■ LISTED ENTRIES:
------------------------------------------------
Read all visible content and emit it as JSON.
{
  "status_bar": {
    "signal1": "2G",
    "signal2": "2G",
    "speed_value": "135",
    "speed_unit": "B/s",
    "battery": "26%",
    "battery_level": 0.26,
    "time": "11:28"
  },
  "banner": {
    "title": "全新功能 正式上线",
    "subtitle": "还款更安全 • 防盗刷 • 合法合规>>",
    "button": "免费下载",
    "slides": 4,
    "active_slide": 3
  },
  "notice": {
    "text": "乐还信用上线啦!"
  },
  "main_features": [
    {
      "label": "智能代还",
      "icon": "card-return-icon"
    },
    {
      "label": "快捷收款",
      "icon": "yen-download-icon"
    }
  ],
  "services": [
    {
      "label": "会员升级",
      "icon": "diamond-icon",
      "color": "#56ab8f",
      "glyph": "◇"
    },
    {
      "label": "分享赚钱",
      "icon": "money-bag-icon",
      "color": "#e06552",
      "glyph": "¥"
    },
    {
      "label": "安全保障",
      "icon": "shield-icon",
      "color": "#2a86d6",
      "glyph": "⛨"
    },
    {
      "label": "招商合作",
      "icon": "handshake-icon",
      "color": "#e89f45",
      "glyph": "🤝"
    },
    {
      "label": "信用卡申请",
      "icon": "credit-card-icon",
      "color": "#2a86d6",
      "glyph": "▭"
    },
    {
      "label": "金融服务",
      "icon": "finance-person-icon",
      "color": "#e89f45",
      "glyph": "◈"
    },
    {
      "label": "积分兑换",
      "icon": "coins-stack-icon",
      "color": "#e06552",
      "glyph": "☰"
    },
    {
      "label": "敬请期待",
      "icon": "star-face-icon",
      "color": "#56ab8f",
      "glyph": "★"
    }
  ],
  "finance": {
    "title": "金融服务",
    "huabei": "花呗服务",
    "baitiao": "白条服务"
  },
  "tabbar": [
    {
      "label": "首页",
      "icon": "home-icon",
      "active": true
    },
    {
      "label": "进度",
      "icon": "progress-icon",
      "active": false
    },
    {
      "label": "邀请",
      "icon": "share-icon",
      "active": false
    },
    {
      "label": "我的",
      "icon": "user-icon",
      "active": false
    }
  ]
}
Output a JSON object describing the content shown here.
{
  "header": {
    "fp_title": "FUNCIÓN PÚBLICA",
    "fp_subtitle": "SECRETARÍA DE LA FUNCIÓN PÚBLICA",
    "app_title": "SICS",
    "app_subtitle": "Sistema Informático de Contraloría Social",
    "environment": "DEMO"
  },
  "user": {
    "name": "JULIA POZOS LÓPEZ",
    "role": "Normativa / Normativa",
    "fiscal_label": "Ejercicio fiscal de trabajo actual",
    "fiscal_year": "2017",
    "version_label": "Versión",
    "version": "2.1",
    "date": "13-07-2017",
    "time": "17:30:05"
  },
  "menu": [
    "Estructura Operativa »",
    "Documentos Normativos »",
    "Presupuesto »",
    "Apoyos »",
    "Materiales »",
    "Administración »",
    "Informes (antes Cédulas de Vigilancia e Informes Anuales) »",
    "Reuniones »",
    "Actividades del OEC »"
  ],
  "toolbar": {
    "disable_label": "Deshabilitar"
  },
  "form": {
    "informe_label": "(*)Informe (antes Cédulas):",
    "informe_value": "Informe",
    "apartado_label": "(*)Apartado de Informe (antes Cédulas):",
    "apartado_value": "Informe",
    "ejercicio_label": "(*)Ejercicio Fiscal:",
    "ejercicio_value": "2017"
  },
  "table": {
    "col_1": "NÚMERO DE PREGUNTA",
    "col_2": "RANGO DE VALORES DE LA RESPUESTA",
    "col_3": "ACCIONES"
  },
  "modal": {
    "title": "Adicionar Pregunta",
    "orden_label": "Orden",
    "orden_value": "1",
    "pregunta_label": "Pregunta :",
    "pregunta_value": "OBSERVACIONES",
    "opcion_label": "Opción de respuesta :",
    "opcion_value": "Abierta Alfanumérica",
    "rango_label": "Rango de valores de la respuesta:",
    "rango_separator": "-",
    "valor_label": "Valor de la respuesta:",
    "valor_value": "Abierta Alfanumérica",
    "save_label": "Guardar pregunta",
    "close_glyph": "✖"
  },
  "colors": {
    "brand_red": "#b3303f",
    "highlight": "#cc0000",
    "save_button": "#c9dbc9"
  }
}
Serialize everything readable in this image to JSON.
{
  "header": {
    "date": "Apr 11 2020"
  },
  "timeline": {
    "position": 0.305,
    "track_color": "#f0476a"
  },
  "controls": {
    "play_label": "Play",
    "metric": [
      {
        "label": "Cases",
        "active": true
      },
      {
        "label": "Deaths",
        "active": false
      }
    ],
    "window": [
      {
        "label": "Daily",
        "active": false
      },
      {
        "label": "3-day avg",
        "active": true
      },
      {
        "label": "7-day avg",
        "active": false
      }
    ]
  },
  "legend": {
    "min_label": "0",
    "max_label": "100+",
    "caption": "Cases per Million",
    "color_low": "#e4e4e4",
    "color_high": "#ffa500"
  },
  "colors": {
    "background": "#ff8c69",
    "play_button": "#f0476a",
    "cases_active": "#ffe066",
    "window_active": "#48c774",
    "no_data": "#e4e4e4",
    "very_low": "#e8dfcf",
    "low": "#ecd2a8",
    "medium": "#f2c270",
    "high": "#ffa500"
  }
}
------------------------------------------------
■ WRITTEN EXERCISE: Quote, without any change, each line from the one that contains "Serialize everything readable" through the end of the material.

■ PROBLEM SOLUTION:
Serialize everything readable in this image to JSON.
{
  "header": {
    "date": "Apr 11 2020"
  },
  "timeline": {
    "position": 0.305,
    "track_color": "#f0476a"
  },
  "controls": {
    "play_label": "Play",
    "metric": [
      {
        "label": "Cases",
        "active": true
      },
      {
        "label": "Deaths",
        "active": false
      }
    ],
    "window": [
      {
        "label": "Daily",
        "active": false
      },
      {
        "label": "3-day avg",
        "active": true
      },
      {
        "label": "7-day avg",
        "active": false
      }
    ]
  },
  "legend": {
    "min_label": "0",
    "max_label": "100+",
    "caption": "Cases per Million",
    "color_low": "#e4e4e4",
    "color_high": "#ffa500"
  },
  "colors": {
    "background": "#ff8c69",
    "play_button": "#f0476a",
    "cases_active": "#ffe066",
    "window_active": "#48c774",
    "no_data": "#e4e4e4",
    "very_low": "#e8dfcf",
    "low": "#ecd2a8",
    "medium": "#f2c270",
    "high": "#ffa500"
  }
}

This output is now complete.